Stated task:
Gather up every line from the entries below that uses the word "point".

▼

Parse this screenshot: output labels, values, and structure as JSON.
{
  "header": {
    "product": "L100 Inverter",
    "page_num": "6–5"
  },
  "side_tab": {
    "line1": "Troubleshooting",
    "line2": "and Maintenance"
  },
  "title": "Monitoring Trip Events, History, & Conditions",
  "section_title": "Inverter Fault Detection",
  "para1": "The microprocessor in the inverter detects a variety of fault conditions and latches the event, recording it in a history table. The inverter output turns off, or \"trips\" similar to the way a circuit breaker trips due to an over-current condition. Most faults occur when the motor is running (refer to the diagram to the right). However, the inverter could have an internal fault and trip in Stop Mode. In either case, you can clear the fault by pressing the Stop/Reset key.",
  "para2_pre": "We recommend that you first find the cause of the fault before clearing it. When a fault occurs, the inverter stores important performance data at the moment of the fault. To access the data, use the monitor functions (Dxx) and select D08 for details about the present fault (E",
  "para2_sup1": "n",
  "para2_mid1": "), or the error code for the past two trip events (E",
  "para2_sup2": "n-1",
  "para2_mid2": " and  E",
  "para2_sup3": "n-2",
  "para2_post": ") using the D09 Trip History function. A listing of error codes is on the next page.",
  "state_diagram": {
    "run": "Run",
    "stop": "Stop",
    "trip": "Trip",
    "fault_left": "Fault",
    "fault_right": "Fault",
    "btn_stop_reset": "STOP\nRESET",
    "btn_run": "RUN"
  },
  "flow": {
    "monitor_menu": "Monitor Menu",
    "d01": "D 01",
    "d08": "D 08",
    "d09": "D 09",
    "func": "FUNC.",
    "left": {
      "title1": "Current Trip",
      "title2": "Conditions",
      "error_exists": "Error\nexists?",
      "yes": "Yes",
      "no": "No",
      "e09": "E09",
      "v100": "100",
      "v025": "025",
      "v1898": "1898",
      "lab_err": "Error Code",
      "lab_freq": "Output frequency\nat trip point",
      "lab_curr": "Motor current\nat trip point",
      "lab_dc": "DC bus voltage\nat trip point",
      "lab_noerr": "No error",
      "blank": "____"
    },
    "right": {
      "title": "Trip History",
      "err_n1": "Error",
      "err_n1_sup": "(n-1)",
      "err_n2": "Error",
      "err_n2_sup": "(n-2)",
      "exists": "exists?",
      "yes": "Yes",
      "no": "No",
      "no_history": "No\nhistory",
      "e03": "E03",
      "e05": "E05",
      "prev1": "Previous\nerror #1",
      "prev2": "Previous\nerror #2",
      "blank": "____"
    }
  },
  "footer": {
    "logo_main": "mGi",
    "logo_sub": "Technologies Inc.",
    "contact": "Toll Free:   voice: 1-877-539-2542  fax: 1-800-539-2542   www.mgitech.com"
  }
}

▲

Finished task:
      "lab_freq": "Output frequency\nat trip point",
      "lab_curr": "Motor current\nat trip point",
      "lab_dc": "DC bus voltage\nat trip point",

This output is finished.